Given task
Images do not belong in the copy. Retype all the entries below exactly.

Data rows
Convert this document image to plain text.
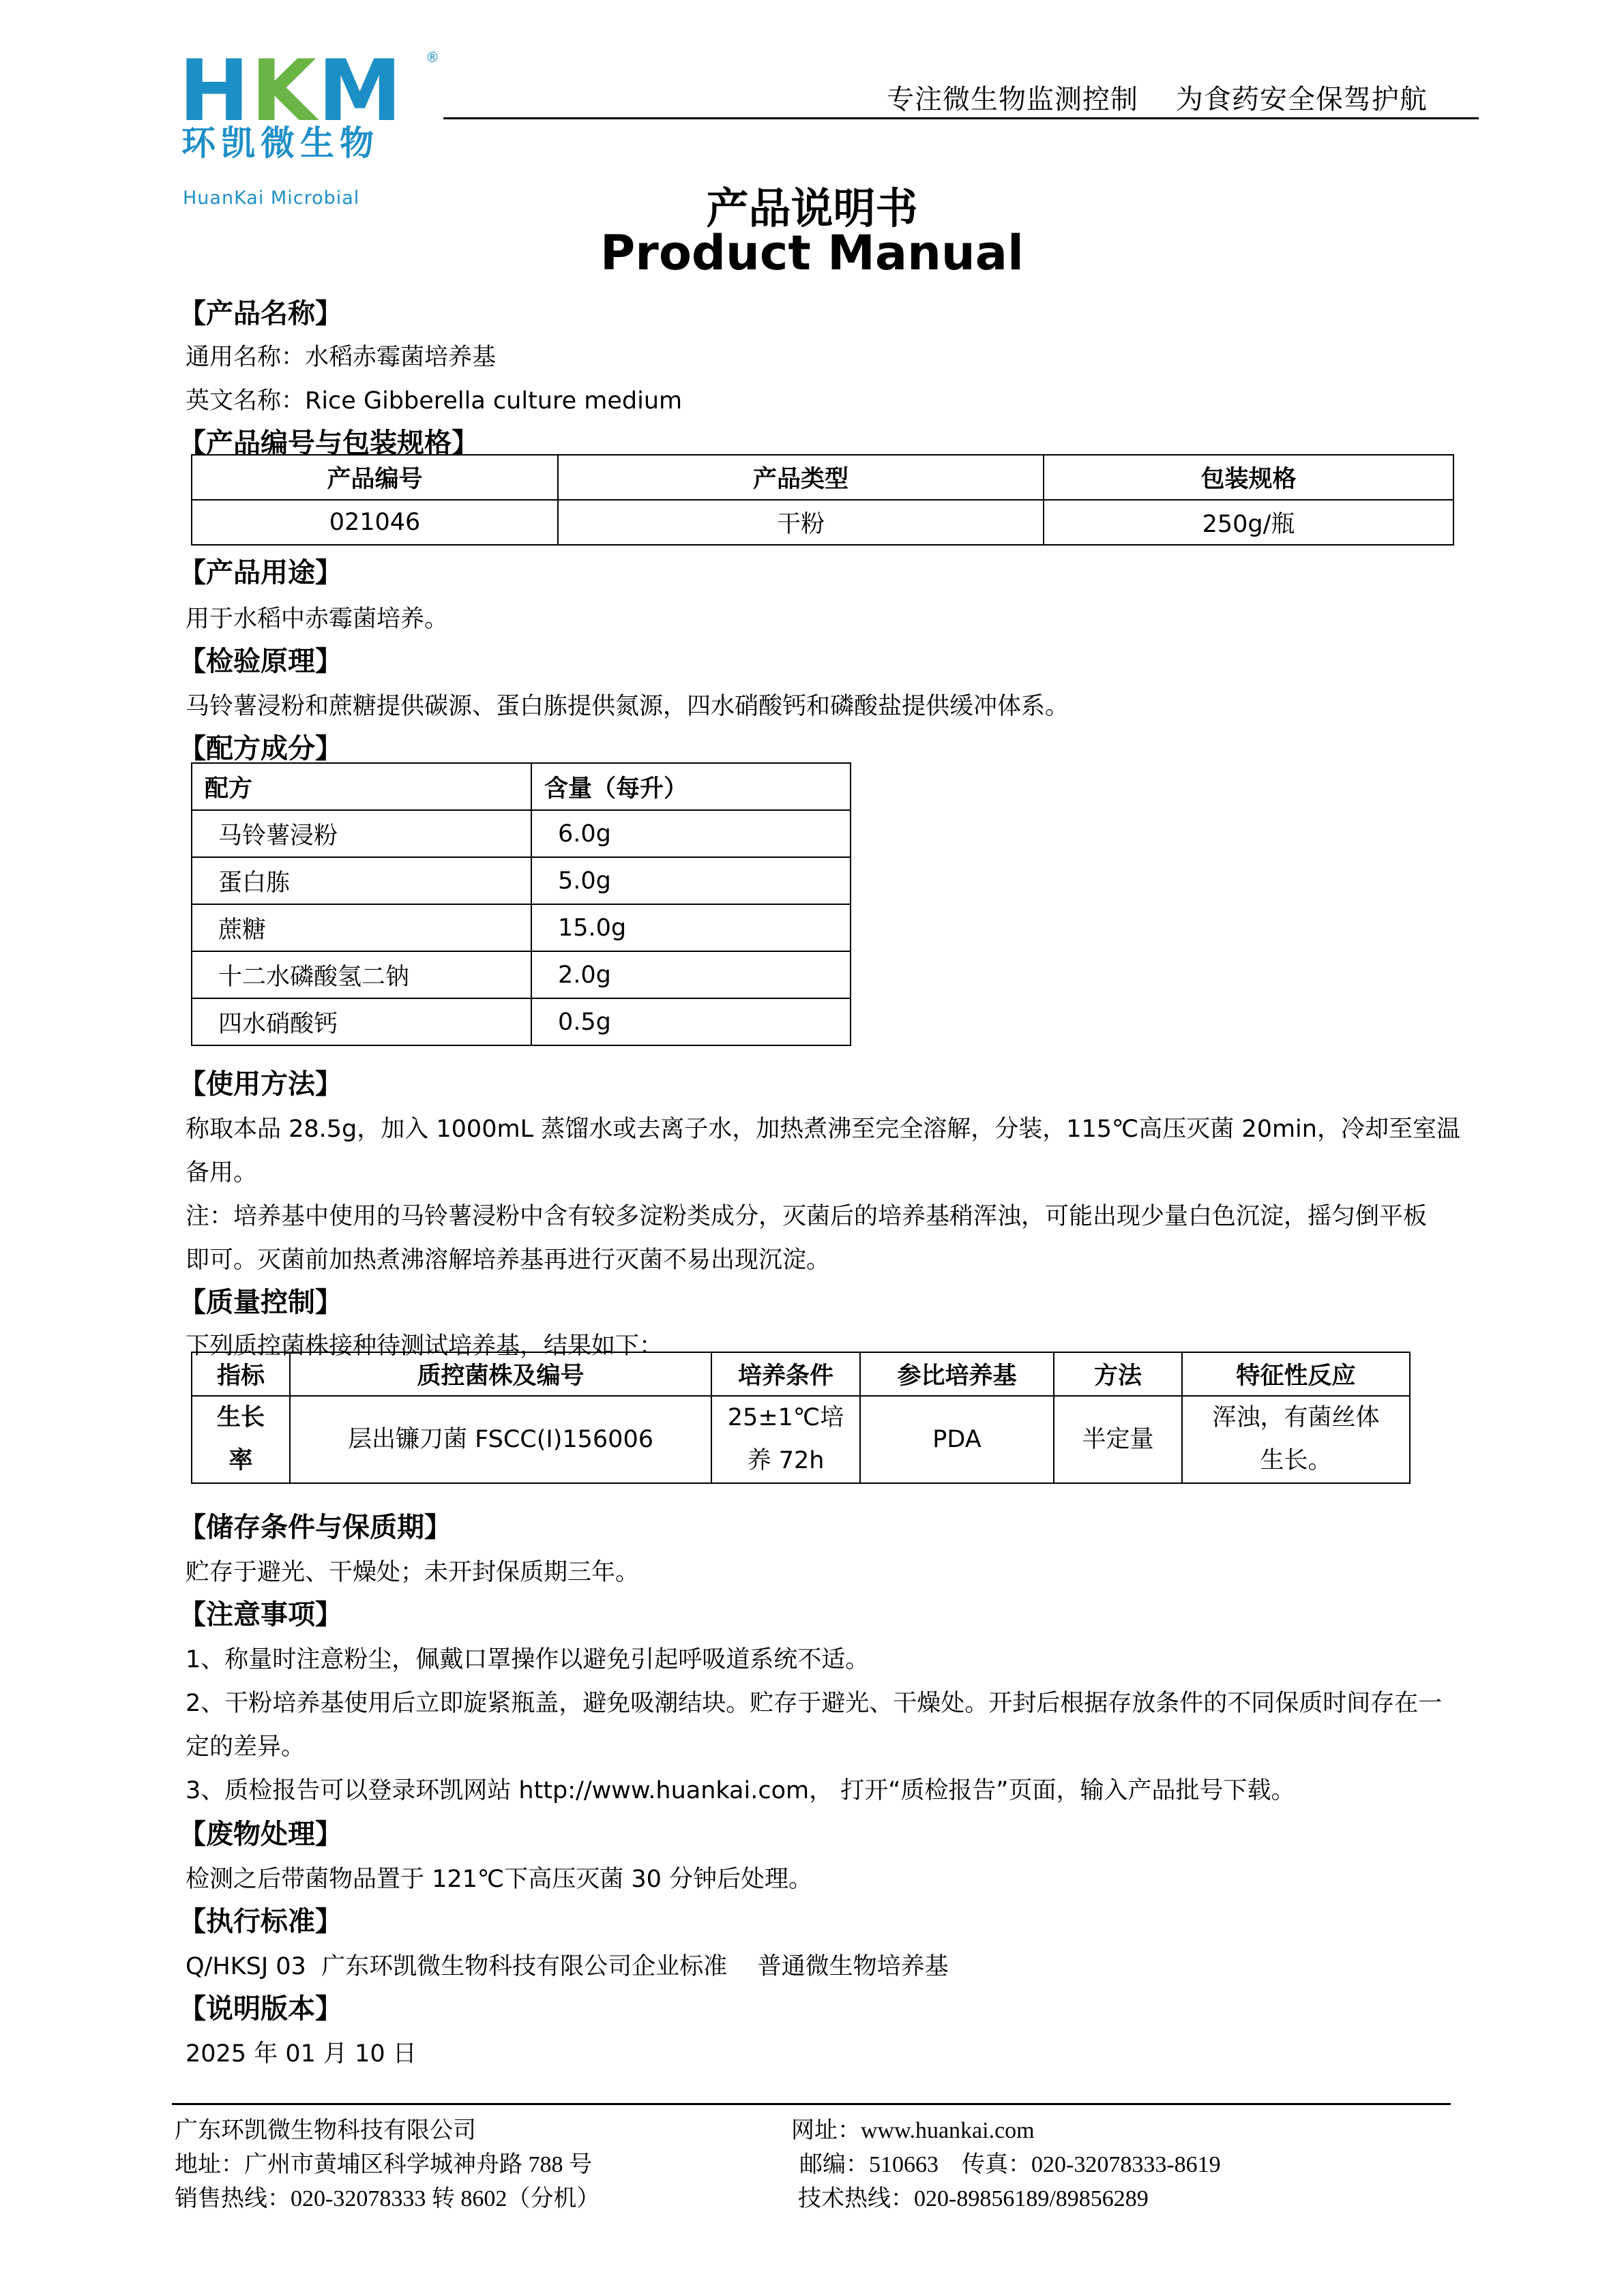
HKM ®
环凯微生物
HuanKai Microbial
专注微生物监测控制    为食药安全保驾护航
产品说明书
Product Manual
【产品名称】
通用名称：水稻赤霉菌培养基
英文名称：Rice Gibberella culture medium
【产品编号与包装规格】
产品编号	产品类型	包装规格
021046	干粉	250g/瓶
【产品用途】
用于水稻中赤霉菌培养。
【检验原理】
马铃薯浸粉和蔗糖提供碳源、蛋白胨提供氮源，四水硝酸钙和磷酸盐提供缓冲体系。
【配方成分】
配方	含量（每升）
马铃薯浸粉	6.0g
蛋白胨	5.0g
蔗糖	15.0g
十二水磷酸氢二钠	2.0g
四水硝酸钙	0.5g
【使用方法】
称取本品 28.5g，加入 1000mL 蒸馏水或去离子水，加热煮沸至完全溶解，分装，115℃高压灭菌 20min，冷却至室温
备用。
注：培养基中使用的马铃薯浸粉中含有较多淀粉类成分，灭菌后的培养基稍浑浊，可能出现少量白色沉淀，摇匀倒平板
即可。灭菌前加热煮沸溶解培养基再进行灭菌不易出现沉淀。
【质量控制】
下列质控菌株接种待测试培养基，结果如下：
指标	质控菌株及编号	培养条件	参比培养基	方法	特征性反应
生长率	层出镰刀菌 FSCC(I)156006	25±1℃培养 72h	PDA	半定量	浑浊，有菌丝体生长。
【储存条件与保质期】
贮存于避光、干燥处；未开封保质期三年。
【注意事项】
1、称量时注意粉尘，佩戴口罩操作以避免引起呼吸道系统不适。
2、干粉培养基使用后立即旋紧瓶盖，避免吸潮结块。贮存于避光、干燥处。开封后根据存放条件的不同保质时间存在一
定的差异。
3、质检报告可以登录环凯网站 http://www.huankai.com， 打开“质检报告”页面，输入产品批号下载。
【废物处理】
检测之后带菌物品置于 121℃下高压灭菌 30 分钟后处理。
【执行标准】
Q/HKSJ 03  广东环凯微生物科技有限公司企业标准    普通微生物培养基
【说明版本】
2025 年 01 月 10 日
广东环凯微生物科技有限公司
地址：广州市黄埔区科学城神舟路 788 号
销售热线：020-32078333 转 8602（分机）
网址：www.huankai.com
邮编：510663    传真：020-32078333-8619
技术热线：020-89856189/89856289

Response below
Convert this document image to plain text.
HKM ®
环凯微生物
HuanKai Microbial
专注微生物监测控制    为食药安全保驾护航
产品说明书
Product Manual
【产品名称】
通用名称：水稻赤霉菌培养基
英文名称：Rice Gibberella culture medium
【产品编号与包装规格】
产品编号	产品类型	包装规格
021046	干粉	250g/瓶
【产品用途】
用于水稻中赤霉菌培养。
【检验原理】
马铃薯浸粉和蔗糖提供碳源、蛋白胨提供氮源，四水硝酸钙和磷酸盐提供缓冲体系。
【配方成分】
配方	含量（每升）
马铃薯浸粉	6.0g
蛋白胨	5.0g
蔗糖	15.0g
十二水磷酸氢二钠	2.0g
四水硝酸钙	0.5g
【使用方法】
称取本品 28.5g，加入 1000mL 蒸馏水或去离子水，加热煮沸至完全溶解，分装，115℃高压灭菌 20min，冷却至室温
备用。
注：培养基中使用的马铃薯浸粉中含有较多淀粉类成分，灭菌后的培养基稍浑浊，可能出现少量白色沉淀，摇匀倒平板
即可。灭菌前加热煮沸溶解培养基再进行灭菌不易出现沉淀。
【质量控制】
下列质控菌株接种待测试培养基，结果如下：
指标	质控菌株及编号	培养条件	参比培养基	方法	特征性反应
生长率	层出镰刀菌 FSCC(I)156006	25±1℃培养 72h	PDA	半定量	浑浊，有菌丝体生长。
【储存条件与保质期】
贮存于避光、干燥处；未开封保质期三年。
【注意事项】
1、称量时注意粉尘，佩戴口罩操作以避免引起呼吸道系统不适。
2、干粉培养基使用后立即旋紧瓶盖，避免吸潮结块。贮存于避光、干燥处。开封后根据存放条件的不同保质时间存在一
定的差异。
3、质检报告可以登录环凯网站 http://www.huankai.com， 打开“质检报告”页面，输入产品批号下载。
【废物处理】
检测之后带菌物品置于 121℃下高压灭菌 30 分钟后处理。
【执行标准】
Q/HKSJ 03  广东环凯微生物科技有限公司企业标准    普通微生物培养基
【说明版本】
2025 年 01 月 10 日
广东环凯微生物科技有限公司
地址：广州市黄埔区科学城神舟路 788 号
销售热线：020-32078333 转 8602（分机）
网址：www.huankai.com
邮编：510663    传真：020-32078333-8619
技术热线：020-89856189/89856289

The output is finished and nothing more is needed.